▶ **Saved entries**:
┌──

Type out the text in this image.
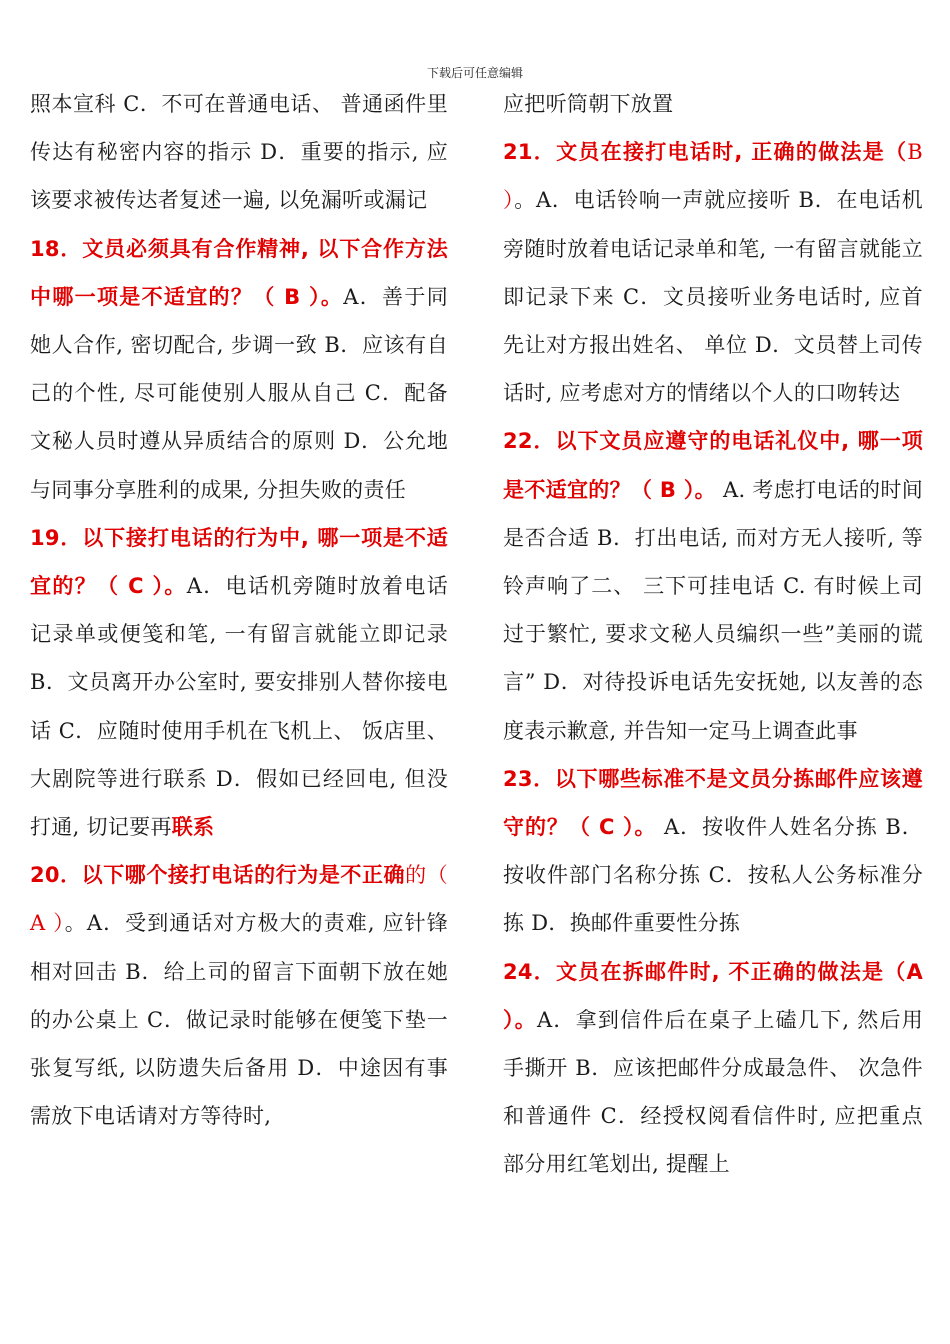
下载后可任意编辑

照本宣科 C．不可在普通电话、 普通函件里传达有秘密内容的指示 D．重要的指示, 应该要求被传达者复述一遍, 以免漏听或漏记

18．文员必须具有合作精神, 以下合作方法中哪一项是不适宜的？（ B ）。A．善于同她人合作, 密切配合, 步调一致 B．应该有自己的个性, 尽可能使别人服从自己 C．配备文秘人员时遵从异质结合的原则 D．公允地与同事分享胜利的成果, 分担失败的责任

19．以下接打电话的行为中, 哪一项是不适宜的？（ C ）。A．电话机旁随时放着电话记录单或便笺和笔, 一有留言就能立即记录 B．文员离开办公室时, 要安排别人替你接电话 C．应随时使用手机在飞机上、 饭店里、 大剧院等进行联系 D．假如已经回电, 但没打通, 切记要再联系

20．以下哪个接打电话的行为是不正确的（ A ）。A．受到通话对方极大的责难, 应针锋相对回击 B．给上司的留言下面朝下放在她的办公桌上 C．做记录时能够在便笺下垫一张复写纸, 以防遗失后备用 D．中途因有事需放下电话请对方等待时,

应把听筒朝下放置

21．文员在接打电话时, 正确的做法是（B ）。A．电话铃响一声就应接听 B．在电话机旁随时放着电话记录单和笔, 一有留言就能立即记录下来 C．文员接听业务电话时, 应首先让对方报出姓名、 单位 D．文员替上司传话时, 应考虑对方的情绪以个人的口吻转达

22．以下文员应遵守的电话礼仪中, 哪一项是不适宜的？（ B ）。 A. 考虑打电话的时间是否合适 B．打出电话, 而对方无人接听, 等铃声响了二、 三下可挂电话 C. 有时候上司过于繁忙, 要求文秘人员编织一些”美丽的谎言” D．对待投诉电话先安抚她, 以友善的态度表示歉意, 并告知一定马上调查此事

23．以下哪些标准不是文员分拣邮件应该遵守的？（ C ）。 A．按收件人姓名分拣 B．按收件部门名称分拣 C．按私人公务标准分拣 D．换邮件重要性分拣

24．文员在拆邮件时, 不正确的做法是（A ）。A．拿到信件后在桌子上磕几下, 然后用手撕开 B．应该把邮件分成最急件、 次急件和普通件 C．经授权阅看信件时, 应把重点部分用红笔划出, 提醒上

└──

▶ **Task brief**: Write out the listing word for word, omitting the pictures it holds.

▶ **Solved problem**:
Type out the text in this image.
下载后可任意编辑

照本宣科 C．不可在普通电话、 普通函件里传达有秘密内容的指示 D．重要的指示, 应该要求被传达者复述一遍, 以免漏听或漏记

18．文员必须具有合作精神, 以下合作方法中哪一项是不适宜的？（ B ）。A．善于同她人合作, 密切配合, 步调一致 B．应该有自己的个性, 尽可能使别人服从自己 C．配备文秘人员时遵从异质结合的原则 D．公允地与同事分享胜利的成果, 分担失败的责任

19．以下接打电话的行为中, 哪一项是不适宜的？（ C ）。A．电话机旁随时放着电话记录单或便笺和笔, 一有留言就能立即记录 B．文员离开办公室时, 要安排别人替你接电话 C．应随时使用手机在飞机上、 饭店里、 大剧院等进行联系 D．假如已经回电, 但没打通, 切记要再联系

20．以下哪个接打电话的行为是不正确的（ A ）。A．受到通话对方极大的责难, 应针锋相对回击 B．给上司的留言下面朝下放在她的办公桌上 C．做记录时能够在便笺下垫一张复写纸, 以防遗失后备用 D．中途因有事需放下电话请对方等待时,

应把听筒朝下放置

21．文员在接打电话时, 正确的做法是（B ）。A．电话铃响一声就应接听 B．在电话机旁随时放着电话记录单和笔, 一有留言就能立即记录下来 C．文员接听业务电话时, 应首先让对方报出姓名、 单位 D．文员替上司传话时, 应考虑对方的情绪以个人的口吻转达

22．以下文员应遵守的电话礼仪中, 哪一项是不适宜的？（ B ）。 A. 考虑打电话的时间是否合适 B．打出电话, 而对方无人接听, 等铃声响了二、 三下可挂电话 C. 有时候上司过于繁忙, 要求文秘人员编织一些”美丽的谎言” D．对待投诉电话先安抚她, 以友善的态度表示歉意, 并告知一定马上调查此事

23．以下哪些标准不是文员分拣邮件应该遵守的？（ C ）。 A．按收件人姓名分拣 B．按收件部门名称分拣 C．按私人公务标准分拣 D．换邮件重要性分拣

24．文员在拆邮件时, 不正确的做法是（A ）。A．拿到信件后在桌子上磕几下, 然后用手撕开 B．应该把邮件分成最急件、 次急件和普通件 C．经授权阅看信件时, 应把重点部分用红笔划出, 提醒上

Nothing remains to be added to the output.